Extracted data entries
<<<<

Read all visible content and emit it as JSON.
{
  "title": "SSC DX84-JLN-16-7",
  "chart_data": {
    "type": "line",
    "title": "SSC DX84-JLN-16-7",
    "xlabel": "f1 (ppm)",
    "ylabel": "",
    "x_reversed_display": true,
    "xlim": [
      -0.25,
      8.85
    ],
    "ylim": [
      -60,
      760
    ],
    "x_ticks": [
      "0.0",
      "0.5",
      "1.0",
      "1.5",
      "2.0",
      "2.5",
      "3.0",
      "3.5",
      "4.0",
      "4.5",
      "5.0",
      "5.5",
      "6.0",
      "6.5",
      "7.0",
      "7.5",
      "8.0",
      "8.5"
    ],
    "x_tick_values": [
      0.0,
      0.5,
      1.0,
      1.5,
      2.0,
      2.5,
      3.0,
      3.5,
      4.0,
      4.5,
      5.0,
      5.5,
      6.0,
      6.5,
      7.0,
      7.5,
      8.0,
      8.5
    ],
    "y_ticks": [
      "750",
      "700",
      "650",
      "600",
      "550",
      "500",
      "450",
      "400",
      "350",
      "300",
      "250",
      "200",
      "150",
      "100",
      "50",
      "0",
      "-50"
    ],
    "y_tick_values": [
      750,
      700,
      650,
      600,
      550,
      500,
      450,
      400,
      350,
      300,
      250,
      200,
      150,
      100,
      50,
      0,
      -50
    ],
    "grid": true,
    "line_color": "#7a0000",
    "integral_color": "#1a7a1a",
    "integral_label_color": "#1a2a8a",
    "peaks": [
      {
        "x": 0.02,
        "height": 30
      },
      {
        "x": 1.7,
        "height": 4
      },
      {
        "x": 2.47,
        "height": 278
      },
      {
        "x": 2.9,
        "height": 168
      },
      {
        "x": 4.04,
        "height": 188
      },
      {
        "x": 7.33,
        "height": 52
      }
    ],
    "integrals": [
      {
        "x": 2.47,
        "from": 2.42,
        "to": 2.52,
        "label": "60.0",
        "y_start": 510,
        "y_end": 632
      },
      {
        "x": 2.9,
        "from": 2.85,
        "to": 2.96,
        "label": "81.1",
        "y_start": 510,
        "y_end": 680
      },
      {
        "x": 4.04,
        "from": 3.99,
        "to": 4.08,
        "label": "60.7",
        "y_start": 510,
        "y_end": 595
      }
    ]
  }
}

>>>>

Extract each record, keeping it identical to the original.

• [Exercise answer]:
Read all visible content and emit it as JSON.
{
  "title": "SSC DX84-JLN-16-7",
  "chart_data": {
    "type": "line",
    "title": "SSC DX84-JLN-16-7",
    "xlabel": "f1 (ppm)",
    "ylabel": "",
    "x_reversed_display": true,
    "xlim": [
      -0.25,
      8.85
    ],
    "ylim": [
      -60,
      760
    ],
    "x_ticks": [
      "0.0",
      "0.5",
      "1.0",
      "1.5",
      "2.0",
      "2.5",
      "3.0",
      "3.5",
      "4.0",
      "4.5",
      "5.0",
      "5.5",
      "6.0",
      "6.5",
      "7.0",
      "7.5",
      "8.0",
      "8.5"
    ],
    "x_tick_values": [
      0.0,
      0.5,
      1.0,
      1.5,
      2.0,
      2.5,
      3.0,
      3.5,
      4.0,
      4.5,
      5.0,
      5.5,
      6.0,
      6.5,
      7.0,
      7.5,
      8.0,
      8.5
    ],
    "y_ticks": [
      "750",
      "700",
      "650",
      "600",
      "550",
      "500",
      "450",
      "400",
      "350",
      "300",
      "250",
      "200",
      "150",
      "100",
      "50",
      "0",
      "-50"
    ],
    "y_tick_values": [
      750,
      700,
      650,
      600,
      550,
      500,
      450,
      400,
      350,
      300,
      250,
      200,
      150,
      100,
      50,
      0,
      -50
    ],
    "grid": true,
    "line_color": "#7a0000",
    "integral_color": "#1a7a1a",
    "integral_label_color": "#1a2a8a",
    "peaks": [
      {
        "x": 0.02,
        "height": 30
      },
      {
        "x": 1.7,
        "height": 4
      },
      {
        "x": 2.47,
        "height": 278
      },
      {
        "x": 2.9,
        "height": 168
      },
      {
        "x": 4.04,
        "height": 188
      },
      {
        "x": 7.33,
        "height": 52
      }
    ],
    "integrals": [
      {
        "x": 2.47,
        "from": 2.42,
        "to": 2.52,
        "label": "60.0",
        "y_start": 510,
        "y_end": 632
      },
      {
        "x": 2.9,
        "from": 2.85,
        "to": 2.96,
        "label": "81.1",
        "y_start": 510,
        "y_end": 680
      },
      {
        "x": 4.04,
        "from": 3.99,
        "to": 4.08,
        "label": "60.7",
        "y_start": 510,
        "y_end": 595
      }
    ]
  }
}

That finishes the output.